Gather all lines in the entries below that include the word "Smart".

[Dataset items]

--------------------------------

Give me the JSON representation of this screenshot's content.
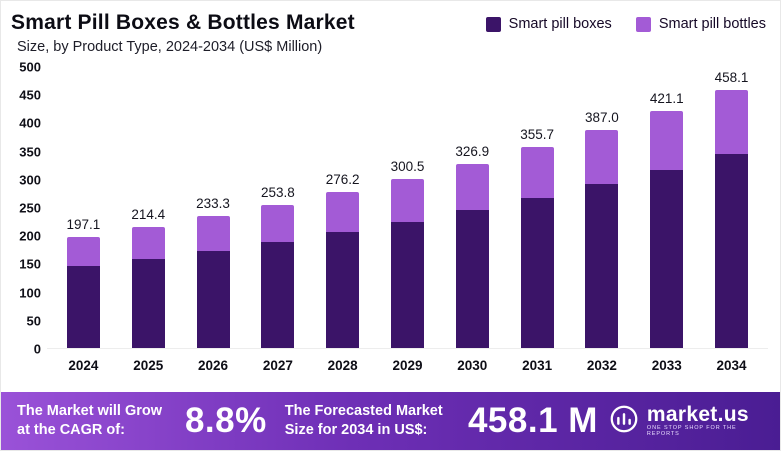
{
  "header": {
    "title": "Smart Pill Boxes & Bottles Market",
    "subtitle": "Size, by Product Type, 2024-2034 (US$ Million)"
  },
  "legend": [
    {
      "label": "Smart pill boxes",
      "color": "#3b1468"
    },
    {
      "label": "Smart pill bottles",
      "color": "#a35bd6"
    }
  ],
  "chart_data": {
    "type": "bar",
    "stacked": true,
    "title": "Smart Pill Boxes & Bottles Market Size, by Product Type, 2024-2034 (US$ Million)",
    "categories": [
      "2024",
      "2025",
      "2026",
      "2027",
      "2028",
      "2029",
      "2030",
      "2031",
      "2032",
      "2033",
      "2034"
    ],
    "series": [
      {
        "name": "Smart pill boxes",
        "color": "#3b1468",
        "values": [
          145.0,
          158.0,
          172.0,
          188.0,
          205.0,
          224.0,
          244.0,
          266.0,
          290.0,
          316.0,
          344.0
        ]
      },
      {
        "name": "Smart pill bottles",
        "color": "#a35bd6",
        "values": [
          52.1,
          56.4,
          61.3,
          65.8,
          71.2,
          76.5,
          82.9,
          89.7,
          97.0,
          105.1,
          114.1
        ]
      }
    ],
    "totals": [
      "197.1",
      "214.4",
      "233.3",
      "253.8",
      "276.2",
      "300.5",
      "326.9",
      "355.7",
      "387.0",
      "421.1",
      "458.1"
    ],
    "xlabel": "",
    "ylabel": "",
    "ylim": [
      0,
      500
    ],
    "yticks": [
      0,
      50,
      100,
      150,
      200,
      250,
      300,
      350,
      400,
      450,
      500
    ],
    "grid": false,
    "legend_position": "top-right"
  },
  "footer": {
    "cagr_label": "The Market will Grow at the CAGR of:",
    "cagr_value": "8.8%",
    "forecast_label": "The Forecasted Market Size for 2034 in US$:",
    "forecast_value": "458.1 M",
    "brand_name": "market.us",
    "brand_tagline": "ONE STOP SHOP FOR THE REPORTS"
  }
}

--------------------------------

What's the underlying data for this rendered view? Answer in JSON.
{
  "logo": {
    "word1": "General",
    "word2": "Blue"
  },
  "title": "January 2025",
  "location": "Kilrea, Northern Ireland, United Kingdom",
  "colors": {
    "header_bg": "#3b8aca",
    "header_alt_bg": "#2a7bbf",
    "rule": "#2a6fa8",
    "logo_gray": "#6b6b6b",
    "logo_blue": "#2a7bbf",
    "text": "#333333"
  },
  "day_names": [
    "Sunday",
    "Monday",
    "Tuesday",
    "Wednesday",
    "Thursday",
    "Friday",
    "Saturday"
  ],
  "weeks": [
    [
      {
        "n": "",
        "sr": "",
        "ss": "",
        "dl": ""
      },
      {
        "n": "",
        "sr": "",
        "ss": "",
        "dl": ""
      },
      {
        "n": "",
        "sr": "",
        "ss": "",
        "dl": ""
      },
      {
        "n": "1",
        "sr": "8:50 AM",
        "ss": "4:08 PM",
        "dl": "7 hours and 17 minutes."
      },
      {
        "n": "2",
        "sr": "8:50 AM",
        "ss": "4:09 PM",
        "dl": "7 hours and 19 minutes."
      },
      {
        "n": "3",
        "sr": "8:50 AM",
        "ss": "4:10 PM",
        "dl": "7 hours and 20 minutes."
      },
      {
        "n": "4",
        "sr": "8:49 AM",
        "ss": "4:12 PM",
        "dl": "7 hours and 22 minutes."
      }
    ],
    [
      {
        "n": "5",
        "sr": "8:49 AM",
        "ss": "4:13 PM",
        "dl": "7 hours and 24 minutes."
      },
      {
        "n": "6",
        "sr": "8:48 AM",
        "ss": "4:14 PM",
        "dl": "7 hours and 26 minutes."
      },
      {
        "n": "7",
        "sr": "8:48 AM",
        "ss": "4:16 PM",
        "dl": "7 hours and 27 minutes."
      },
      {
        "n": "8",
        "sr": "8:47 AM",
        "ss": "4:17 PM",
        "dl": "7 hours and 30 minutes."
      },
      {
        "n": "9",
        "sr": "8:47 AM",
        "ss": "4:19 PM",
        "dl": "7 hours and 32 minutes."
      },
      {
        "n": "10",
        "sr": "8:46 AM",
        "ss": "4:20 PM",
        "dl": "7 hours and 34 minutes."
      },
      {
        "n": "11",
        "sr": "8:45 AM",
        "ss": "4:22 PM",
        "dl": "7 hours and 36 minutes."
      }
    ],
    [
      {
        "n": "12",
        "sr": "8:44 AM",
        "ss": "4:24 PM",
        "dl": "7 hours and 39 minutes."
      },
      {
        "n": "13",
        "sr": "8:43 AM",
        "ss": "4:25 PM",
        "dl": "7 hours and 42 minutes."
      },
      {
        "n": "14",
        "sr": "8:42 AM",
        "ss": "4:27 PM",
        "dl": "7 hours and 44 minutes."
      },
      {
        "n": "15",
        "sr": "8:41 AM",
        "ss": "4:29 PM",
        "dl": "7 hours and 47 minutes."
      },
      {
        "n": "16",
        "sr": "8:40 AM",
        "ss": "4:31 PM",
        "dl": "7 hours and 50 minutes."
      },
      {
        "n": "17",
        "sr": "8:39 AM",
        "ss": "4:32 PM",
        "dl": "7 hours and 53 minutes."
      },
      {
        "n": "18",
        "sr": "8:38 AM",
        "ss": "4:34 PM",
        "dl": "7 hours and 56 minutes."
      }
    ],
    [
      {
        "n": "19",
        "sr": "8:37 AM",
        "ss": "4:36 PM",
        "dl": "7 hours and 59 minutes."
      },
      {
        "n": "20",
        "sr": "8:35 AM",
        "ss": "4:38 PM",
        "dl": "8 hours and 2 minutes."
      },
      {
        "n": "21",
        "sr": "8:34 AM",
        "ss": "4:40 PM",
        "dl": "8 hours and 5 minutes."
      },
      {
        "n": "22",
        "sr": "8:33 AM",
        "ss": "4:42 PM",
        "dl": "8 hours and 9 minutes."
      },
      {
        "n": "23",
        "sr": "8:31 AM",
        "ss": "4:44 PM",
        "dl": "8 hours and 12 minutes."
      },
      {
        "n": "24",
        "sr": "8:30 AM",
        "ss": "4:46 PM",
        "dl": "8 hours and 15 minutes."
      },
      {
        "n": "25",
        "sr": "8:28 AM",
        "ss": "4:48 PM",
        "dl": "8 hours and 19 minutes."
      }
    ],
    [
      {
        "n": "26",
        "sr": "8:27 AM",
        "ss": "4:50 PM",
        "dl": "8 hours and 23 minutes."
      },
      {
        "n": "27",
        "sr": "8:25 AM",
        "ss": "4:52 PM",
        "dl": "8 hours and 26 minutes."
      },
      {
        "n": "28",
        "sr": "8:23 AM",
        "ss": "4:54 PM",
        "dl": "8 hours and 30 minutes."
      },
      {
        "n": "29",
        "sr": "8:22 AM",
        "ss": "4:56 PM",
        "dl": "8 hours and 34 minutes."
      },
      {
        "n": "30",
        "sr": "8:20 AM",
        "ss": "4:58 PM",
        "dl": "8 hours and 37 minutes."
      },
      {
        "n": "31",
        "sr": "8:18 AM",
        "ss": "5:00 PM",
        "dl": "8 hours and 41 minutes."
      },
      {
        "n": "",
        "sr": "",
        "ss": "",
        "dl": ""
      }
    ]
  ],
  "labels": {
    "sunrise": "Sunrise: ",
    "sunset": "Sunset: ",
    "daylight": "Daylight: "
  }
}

--------------------------------

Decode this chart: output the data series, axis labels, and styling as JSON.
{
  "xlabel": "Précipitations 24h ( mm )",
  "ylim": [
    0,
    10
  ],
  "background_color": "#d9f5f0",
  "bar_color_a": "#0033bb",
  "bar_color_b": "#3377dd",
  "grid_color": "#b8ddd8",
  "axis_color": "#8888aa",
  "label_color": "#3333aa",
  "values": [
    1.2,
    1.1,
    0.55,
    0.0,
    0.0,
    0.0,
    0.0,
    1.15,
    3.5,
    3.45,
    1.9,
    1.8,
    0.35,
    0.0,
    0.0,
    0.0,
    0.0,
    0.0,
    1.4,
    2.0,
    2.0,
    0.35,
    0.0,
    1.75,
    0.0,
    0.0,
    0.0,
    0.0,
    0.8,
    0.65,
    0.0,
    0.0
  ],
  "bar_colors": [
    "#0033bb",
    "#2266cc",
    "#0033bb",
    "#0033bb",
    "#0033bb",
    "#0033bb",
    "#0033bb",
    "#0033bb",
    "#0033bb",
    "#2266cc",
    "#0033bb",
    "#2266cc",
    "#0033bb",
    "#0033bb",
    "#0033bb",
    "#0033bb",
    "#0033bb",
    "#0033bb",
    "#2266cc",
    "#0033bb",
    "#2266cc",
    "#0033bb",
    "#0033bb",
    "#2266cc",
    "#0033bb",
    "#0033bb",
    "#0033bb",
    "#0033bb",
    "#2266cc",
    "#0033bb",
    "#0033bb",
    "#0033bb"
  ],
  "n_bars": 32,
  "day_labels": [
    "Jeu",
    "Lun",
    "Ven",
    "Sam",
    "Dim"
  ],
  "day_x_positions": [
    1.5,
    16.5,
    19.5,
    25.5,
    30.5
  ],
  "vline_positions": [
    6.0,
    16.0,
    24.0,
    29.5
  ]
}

--------------------------------

Exercise response:
    "title": "Smart Pill Boxes & Bottles Market",
      "label": "Smart pill boxes",
      "label": "Smart pill bottles",
    "title": "Smart Pill Boxes & Bottles Market Size, by Product Type, 2024-2034 (US$ Million)",
        "name": "Smart pill boxes",
        "name": "Smart pill bottles",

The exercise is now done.